WHAT TO WORK ON ->
Gather all lines with the word "России" in them.

RECORDS SUPPLIED ->
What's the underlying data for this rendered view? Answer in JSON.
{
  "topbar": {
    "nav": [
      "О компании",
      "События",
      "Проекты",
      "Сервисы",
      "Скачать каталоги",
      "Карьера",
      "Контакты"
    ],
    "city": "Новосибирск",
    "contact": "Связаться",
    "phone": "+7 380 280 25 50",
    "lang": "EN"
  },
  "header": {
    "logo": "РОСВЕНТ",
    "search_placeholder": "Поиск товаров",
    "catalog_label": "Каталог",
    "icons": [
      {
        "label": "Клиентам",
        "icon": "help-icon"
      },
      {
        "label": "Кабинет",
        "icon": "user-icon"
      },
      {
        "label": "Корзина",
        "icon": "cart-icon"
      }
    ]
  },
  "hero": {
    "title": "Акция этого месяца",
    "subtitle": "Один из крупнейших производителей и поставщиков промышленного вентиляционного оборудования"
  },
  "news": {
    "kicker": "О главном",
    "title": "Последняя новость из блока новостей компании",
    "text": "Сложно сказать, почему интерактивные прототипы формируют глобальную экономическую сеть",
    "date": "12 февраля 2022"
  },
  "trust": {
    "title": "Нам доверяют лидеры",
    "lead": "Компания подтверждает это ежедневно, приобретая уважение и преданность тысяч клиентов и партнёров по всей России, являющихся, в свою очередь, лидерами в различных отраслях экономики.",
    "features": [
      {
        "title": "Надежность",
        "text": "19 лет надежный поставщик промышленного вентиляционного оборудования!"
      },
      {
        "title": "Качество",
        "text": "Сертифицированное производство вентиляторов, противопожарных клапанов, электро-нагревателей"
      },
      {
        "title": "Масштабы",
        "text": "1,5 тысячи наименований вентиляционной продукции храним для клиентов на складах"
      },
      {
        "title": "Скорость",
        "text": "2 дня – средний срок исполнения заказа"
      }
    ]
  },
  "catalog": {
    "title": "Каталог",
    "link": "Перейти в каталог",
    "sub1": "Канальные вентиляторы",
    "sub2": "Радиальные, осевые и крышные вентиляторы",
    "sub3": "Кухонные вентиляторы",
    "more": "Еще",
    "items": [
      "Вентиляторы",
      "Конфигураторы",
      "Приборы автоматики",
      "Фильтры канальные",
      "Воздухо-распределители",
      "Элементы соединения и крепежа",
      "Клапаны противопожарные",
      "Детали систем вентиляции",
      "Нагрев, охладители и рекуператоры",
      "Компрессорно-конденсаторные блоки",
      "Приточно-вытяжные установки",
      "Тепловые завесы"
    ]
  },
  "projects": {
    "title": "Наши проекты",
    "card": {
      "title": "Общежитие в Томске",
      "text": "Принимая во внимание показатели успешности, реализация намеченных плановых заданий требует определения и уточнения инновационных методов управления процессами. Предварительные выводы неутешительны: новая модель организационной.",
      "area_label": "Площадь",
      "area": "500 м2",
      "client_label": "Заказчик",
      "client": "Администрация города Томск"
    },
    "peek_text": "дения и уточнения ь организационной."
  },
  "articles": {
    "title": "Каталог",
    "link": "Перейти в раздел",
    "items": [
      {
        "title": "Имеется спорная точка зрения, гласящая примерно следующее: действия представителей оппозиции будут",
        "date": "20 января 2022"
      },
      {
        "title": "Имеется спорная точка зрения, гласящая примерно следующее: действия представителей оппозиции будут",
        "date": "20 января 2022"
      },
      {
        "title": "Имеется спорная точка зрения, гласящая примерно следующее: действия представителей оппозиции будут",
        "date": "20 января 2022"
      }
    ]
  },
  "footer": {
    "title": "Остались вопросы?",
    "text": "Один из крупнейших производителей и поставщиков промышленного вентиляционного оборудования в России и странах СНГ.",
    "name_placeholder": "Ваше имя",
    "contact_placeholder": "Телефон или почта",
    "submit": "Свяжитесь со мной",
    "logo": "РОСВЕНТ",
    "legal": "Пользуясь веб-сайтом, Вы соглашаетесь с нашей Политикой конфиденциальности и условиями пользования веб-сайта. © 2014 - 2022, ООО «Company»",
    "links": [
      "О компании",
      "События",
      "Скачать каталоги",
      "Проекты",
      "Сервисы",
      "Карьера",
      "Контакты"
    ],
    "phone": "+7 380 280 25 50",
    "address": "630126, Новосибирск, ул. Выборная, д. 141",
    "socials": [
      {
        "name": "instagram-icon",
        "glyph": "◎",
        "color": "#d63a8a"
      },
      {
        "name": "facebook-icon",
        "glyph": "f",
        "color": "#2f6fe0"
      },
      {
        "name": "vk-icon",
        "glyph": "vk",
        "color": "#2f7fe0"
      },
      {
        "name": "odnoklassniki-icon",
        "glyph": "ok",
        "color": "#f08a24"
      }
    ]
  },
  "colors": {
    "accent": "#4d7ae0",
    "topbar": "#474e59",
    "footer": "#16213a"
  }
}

ANSWER TO THE TASK ->
    "lead": "Компания подтверждает это ежедневно, приобретая уважение и преданность тысяч клиентов и партнёров по всей России, являющихся, в свою очередь, лидерами в различных отраслях экономики.",
    "text": "Один из крупнейших производителей и поставщиков промышленного вентиляционного оборудования в России и странах СНГ.",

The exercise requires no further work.